AIM OF THE EXERCISE: In the book description on Archaic Greece, how many years of excavation does the archaeological data span?

TEXT PASSAGE:
------------

Employs experimental data modelling on archaeological data to reveal new patterns about the seventh and sixth centuries BC.

A new history of Greece in the seventh and sixth centuries BC written for the twenty-first century. It brings together archaeological material from over 100 years, employing experimental modelling techniques from the digital humanities to reveal new patterns about how Greece's first city-states traded with one another and made alliances.This is a new history of Greece in the seventh and sixth centuries BC written for the twenty-first century. It brings together archaeological data from over 100 years of 'Big Dig' excavation in Greece, employing experimental data analysis techniques from the digital humanities to identify new patterns about Archaic Greece. By modelling trade routes, political alliances, and the formation of personal- and state-networks, the book sheds new light on how exactly the early communities of the Aegean basin were plugged into one another. Returning to the long-debated question of 'what is a polis?', this study also challenges Classical Archaeology more generally: that the discipline has at its fingertips significant datasets that can contribute to substantive historical debate -and that what can be done for the next generation of scholarship is to re-engage with old material in a new way.

------------

MATERIAL SHOWN:
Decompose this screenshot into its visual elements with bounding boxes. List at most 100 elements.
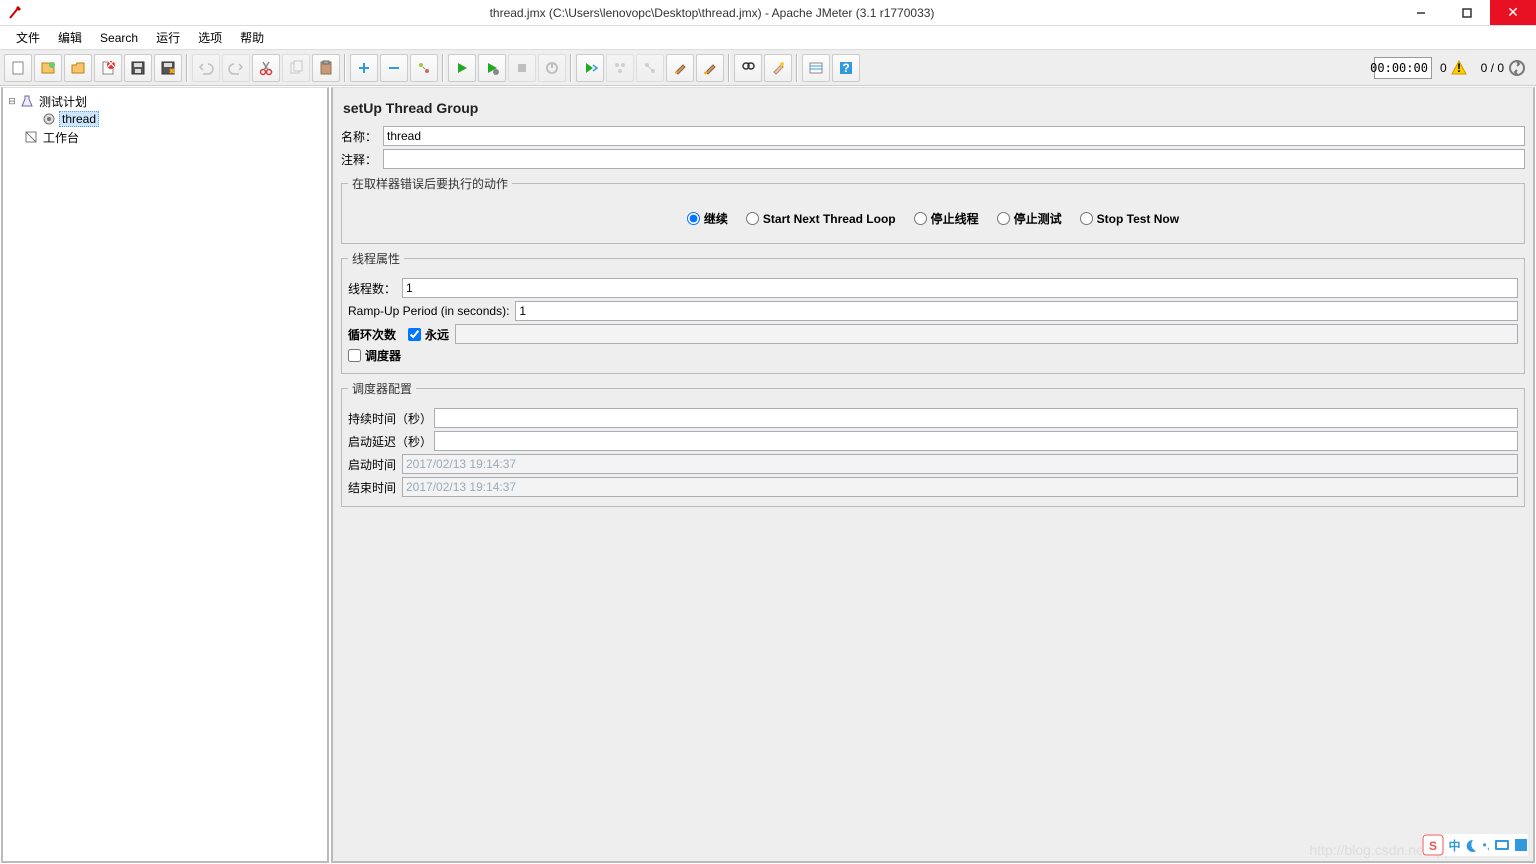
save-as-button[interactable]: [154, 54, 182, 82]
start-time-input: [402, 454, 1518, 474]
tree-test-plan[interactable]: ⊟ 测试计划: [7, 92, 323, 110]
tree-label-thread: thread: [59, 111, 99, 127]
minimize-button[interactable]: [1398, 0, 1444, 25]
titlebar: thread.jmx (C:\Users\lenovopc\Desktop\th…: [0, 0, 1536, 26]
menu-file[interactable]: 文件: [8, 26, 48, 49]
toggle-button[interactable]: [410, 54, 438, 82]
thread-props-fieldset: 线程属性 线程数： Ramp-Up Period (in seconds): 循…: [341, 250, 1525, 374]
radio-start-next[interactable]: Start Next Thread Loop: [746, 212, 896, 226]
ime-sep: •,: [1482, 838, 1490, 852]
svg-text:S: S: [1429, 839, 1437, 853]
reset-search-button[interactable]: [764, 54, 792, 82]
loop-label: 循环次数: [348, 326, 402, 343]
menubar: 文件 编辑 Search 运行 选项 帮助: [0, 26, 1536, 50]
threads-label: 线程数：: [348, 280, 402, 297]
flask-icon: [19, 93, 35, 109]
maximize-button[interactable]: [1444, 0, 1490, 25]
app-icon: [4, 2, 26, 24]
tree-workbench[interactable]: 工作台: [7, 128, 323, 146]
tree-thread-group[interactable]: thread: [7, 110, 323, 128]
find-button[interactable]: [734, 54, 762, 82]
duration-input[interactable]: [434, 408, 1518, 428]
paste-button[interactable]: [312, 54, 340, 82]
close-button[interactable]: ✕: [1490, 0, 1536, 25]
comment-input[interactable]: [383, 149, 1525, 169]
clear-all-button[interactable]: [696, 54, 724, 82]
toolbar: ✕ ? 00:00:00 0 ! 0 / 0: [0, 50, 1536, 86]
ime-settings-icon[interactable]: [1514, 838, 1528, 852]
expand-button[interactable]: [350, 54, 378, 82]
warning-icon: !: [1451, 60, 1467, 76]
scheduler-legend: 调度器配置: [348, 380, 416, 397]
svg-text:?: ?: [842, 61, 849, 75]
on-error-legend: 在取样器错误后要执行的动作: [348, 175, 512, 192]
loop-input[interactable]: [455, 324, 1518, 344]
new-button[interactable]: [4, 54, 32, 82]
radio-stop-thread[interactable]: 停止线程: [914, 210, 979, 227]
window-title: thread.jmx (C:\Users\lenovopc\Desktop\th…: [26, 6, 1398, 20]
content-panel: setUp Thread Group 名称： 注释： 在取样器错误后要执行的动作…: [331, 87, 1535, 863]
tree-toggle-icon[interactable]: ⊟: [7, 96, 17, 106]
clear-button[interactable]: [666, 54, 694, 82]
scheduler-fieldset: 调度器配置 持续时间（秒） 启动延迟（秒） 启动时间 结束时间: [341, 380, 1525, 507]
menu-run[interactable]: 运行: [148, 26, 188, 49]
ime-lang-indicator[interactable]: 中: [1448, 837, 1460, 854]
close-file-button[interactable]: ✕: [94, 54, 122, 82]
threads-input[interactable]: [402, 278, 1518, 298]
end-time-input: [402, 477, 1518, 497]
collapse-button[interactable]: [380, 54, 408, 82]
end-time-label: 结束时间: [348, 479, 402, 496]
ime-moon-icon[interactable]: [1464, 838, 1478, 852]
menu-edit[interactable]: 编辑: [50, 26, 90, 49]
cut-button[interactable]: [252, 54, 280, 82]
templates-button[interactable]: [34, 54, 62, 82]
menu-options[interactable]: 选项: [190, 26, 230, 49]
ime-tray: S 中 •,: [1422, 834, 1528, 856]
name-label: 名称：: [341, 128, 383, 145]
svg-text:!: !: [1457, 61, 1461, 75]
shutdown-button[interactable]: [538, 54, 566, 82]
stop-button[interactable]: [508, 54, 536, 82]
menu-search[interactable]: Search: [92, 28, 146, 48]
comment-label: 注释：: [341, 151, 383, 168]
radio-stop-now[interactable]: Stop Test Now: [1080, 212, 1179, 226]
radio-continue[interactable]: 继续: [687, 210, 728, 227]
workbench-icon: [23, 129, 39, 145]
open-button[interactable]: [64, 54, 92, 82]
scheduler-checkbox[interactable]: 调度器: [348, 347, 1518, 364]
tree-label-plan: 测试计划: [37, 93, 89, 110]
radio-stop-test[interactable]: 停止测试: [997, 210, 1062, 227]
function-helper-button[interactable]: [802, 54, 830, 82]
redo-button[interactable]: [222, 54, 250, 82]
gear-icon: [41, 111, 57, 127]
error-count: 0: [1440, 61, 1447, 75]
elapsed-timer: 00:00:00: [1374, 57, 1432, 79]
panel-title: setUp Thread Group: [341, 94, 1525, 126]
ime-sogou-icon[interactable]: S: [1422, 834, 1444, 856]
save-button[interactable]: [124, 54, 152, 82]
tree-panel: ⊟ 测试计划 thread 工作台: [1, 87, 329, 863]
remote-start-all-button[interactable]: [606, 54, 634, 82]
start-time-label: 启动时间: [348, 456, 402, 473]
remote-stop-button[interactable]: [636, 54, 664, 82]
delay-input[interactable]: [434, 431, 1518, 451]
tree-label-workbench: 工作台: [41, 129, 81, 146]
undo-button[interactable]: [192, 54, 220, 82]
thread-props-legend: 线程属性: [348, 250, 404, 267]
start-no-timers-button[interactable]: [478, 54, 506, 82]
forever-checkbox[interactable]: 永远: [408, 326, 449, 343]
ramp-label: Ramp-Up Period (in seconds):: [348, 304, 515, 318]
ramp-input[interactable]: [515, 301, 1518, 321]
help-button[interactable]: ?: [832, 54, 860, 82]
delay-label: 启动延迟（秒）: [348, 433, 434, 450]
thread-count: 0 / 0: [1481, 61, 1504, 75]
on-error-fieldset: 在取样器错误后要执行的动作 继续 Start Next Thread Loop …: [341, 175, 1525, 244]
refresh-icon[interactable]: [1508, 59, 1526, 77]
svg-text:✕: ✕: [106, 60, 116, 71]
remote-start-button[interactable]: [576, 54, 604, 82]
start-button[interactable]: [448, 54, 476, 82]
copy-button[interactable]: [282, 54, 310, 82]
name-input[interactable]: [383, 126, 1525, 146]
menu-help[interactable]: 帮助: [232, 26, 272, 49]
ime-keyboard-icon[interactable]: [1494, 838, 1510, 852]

------------

FULL ANSWER: Over 100 years of 'Big Dig' excavation in Greece.